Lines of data
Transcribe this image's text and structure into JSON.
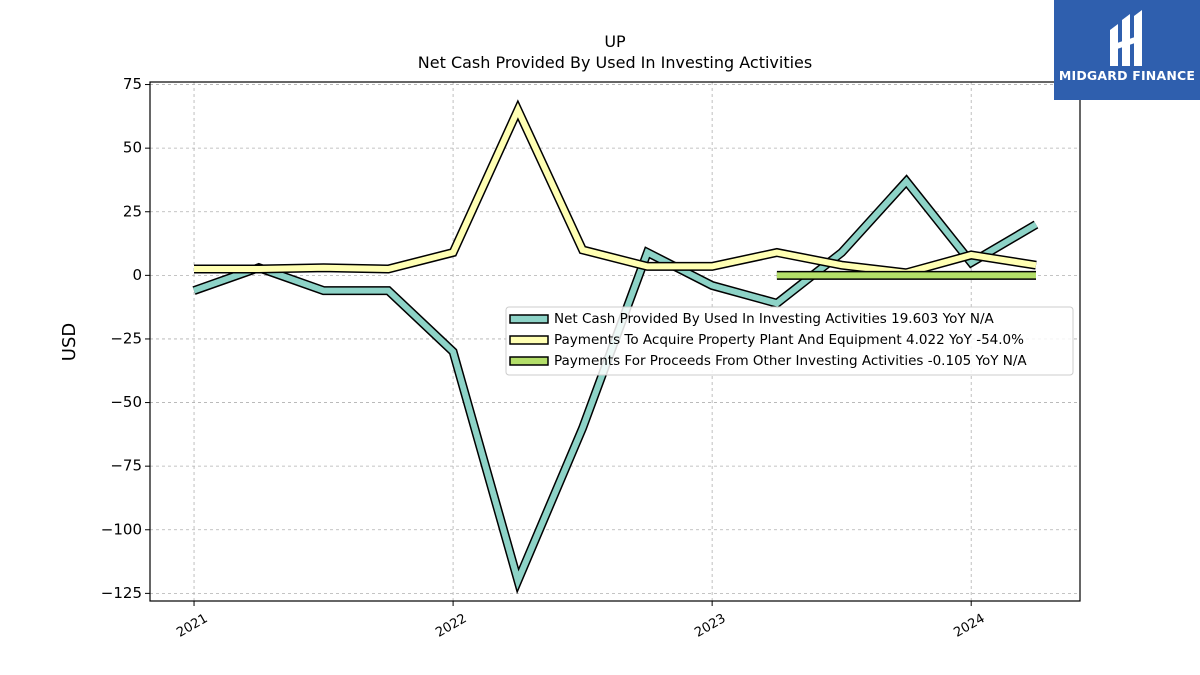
{
  "title_line1": "UP",
  "title_line2": "Net Cash Provided By Used In Investing Activities",
  "brand": "MIDGARD FINANCE",
  "chart_data": {
    "type": "line",
    "ylabel": "USD",
    "xlabel": "",
    "ylim": [
      -128,
      76
    ],
    "xlim": [
      2020.83,
      2024.42
    ],
    "yticks": [
      75,
      50,
      25,
      0,
      -25,
      -50,
      -75,
      -100,
      -125
    ],
    "ytick_labels": [
      "75",
      "50",
      "25",
      "0",
      "−25",
      "−50",
      "−75",
      "−100",
      "−125"
    ],
    "xticks": [
      2021,
      2022,
      2023,
      2024
    ],
    "xtick_labels": [
      "2021",
      "2022",
      "2023",
      "2024"
    ],
    "grid": true,
    "legend_position": "center-right",
    "series": [
      {
        "name": "Net Cash Provided By Used In Investing Activities  19.603 YoY N/A",
        "color": "#8dd3c7",
        "x": [
          2021.0,
          2021.25,
          2021.5,
          2021.75,
          2022.0,
          2022.25,
          2022.5,
          2022.75,
          2023.0,
          2023.25,
          2023.5,
          2023.75,
          2024.0,
          2024.25
        ],
        "y": [
          -6,
          3,
          -6,
          -6,
          -30,
          -120,
          -60,
          9,
          -4,
          -11,
          9,
          37,
          5,
          20
        ]
      },
      {
        "name": "Payments To Acquire Property Plant And Equipment  4.022 YoY -54.0%",
        "color": "#ffffb3",
        "x": [
          2021.0,
          2021.25,
          2021.5,
          2021.75,
          2022.0,
          2022.25,
          2022.5,
          2022.75,
          2023.0,
          2023.25,
          2023.5,
          2023.75,
          2024.0,
          2024.25
        ],
        "y": [
          2.5,
          2.5,
          3,
          2.5,
          9,
          65,
          10,
          3.5,
          3.5,
          9,
          4,
          1,
          8,
          4
        ]
      },
      {
        "name": "Payments For Proceeds From Other Investing Activities  -0.105 YoY N/A",
        "color": "#b3de69",
        "x": [
          2023.25,
          2023.5,
          2023.75,
          2024.0,
          2024.25
        ],
        "y": [
          0,
          0,
          0,
          0,
          0
        ]
      }
    ]
  }
}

## The problem:
Repeat the records word for word. Any picture in them should be left out.

## Reply to the exercise:
Transcribe this image's text and structure into JSON.
{
  "title_line1": "UP",
  "title_line2": "Net Cash Provided By Used In Investing Activities",
  "brand": "MIDGARD FINANCE",
  "chart_data": {
    "type": "line",
    "ylabel": "USD",
    "xlabel": "",
    "ylim": [
      -128,
      76
    ],
    "xlim": [
      2020.83,
      2024.42
    ],
    "yticks": [
      75,
      50,
      25,
      0,
      -25,
      -50,
      -75,
      -100,
      -125
    ],
    "ytick_labels": [
      "75",
      "50",
      "25",
      "0",
      "−25",
      "−50",
      "−75",
      "−100",
      "−125"
    ],
    "xticks": [
      2021,
      2022,
      2023,
      2024
    ],
    "xtick_labels": [
      "2021",
      "2022",
      "2023",
      "2024"
    ],
    "grid": true,
    "legend_position": "center-right",
    "series": [
      {
        "name": "Net Cash Provided By Used In Investing Activities  19.603 YoY N/A",
        "color": "#8dd3c7",
        "x": [
          2021.0,
          2021.25,
          2021.5,
          2021.75,
          2022.0,
          2022.25,
          2022.5,
          2022.75,
          2023.0,
          2023.25,
          2023.5,
          2023.75,
          2024.0,
          2024.25
        ],
        "y": [
          -6,
          3,
          -6,
          -6,
          -30,
          -120,
          -60,
          9,
          -4,
          -11,
          9,
          37,
          5,
          20
        ]
      },
      {
        "name": "Payments To Acquire Property Plant And Equipment  4.022 YoY -54.0%",
        "color": "#ffffb3",
        "x": [
          2021.0,
          2021.25,
          2021.5,
          2021.75,
          2022.0,
          2022.25,
          2022.5,
          2022.75,
          2023.0,
          2023.25,
          2023.5,
          2023.75,
          2024.0,
          2024.25
        ],
        "y": [
          2.5,
          2.5,
          3,
          2.5,
          9,
          65,
          10,
          3.5,
          3.5,
          9,
          4,
          1,
          8,
          4
        ]
      },
      {
        "name": "Payments For Proceeds From Other Investing Activities  -0.105 YoY N/A",
        "color": "#b3de69",
        "x": [
          2023.25,
          2023.5,
          2023.75,
          2024.0,
          2024.25
        ],
        "y": [
          0,
          0,
          0,
          0,
          0
        ]
      }
    ]
  }
}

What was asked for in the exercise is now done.